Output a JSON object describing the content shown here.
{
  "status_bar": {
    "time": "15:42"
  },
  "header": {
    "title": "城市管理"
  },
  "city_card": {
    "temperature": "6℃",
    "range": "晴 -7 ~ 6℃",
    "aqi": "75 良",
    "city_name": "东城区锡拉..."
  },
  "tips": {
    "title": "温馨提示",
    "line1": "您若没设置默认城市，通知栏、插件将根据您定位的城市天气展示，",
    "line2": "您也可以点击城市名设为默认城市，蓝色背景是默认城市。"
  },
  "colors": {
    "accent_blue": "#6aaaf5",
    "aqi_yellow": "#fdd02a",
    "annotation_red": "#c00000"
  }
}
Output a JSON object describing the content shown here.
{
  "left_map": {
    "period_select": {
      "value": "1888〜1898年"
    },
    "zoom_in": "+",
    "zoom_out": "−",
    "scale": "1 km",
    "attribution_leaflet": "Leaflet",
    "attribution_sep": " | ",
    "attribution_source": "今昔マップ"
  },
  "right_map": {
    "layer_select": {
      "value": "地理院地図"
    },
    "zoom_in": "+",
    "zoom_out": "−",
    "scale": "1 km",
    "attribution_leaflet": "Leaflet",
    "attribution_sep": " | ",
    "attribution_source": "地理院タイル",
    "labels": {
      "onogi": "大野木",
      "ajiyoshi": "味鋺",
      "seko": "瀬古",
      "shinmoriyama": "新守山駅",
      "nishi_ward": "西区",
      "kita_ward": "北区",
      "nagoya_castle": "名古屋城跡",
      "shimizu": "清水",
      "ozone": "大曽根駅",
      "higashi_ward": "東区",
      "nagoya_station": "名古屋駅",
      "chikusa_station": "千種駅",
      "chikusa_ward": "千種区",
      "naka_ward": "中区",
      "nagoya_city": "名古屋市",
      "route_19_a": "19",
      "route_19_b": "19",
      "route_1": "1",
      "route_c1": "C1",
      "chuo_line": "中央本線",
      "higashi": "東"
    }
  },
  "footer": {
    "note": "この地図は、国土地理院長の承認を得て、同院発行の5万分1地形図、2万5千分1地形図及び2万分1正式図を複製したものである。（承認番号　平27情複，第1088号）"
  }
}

————————

**EXERCISE DETAILS**
Would you give the material above again, complete and exact?

**COMPLETED TASK**
Output a JSON object describing the content shown here.
{
  "status_bar": {
    "time": "15:42"
  },
  "header": {
    "title": "城市管理"
  },
  "city_card": {
    "temperature": "6℃",
    "range": "晴 -7 ~ 6℃",
    "aqi": "75 良",
    "city_name": "东城区锡拉..."
  },
  "tips": {
    "title": "温馨提示",
    "line1": "您若没设置默认城市，通知栏、插件将根据您定位的城市天气展示，",
    "line2": "您也可以点击城市名设为默认城市，蓝色背景是默认城市。"
  },
  "colors": {
    "accent_blue": "#6aaaf5",
    "aqi_yellow": "#fdd02a",
    "annotation_red": "#c00000"
  }
}
Output a JSON object describing the content shown here.
{
  "left_map": {
    "period_select": {
      "value": "1888〜1898年"
    },
    "zoom_in": "+",
    "zoom_out": "−",
    "scale": "1 km",
    "attribution_leaflet": "Leaflet",
    "attribution_sep": " | ",
    "attribution_source": "今昔マップ"
  },
  "right_map": {
    "layer_select": {
      "value": "地理院地図"
    },
    "zoom_in": "+",
    "zoom_out": "−",
    "scale": "1 km",
    "attribution_leaflet": "Leaflet",
    "attribution_sep": " | ",
    "attribution_source": "地理院タイル",
    "labels": {
      "onogi": "大野木",
      "ajiyoshi": "味鋺",
      "seko": "瀬古",
      "shinmoriyama": "新守山駅",
      "nishi_ward": "西区",
      "kita_ward": "北区",
      "nagoya_castle": "名古屋城跡",
      "shimizu": "清水",
      "ozone": "大曽根駅",
      "higashi_ward": "東区",
      "nagoya_station": "名古屋駅",
      "chikusa_station": "千種駅",
      "chikusa_ward": "千種区",
      "naka_ward": "中区",
      "nagoya_city": "名古屋市",
      "route_19_a": "19",
      "route_19_b": "19",
      "route_1": "1",
      "route_c1": "C1",
      "chuo_line": "中央本線",
      "higashi": "東"
    }
  },
  "footer": {
    "note": "この地図は、国土地理院長の承認を得て、同院発行の5万分1地形図、2万5千分1地形図及び2万分1正式図を複製したものである。（承認番号　平27情複，第1088号）"
  }
}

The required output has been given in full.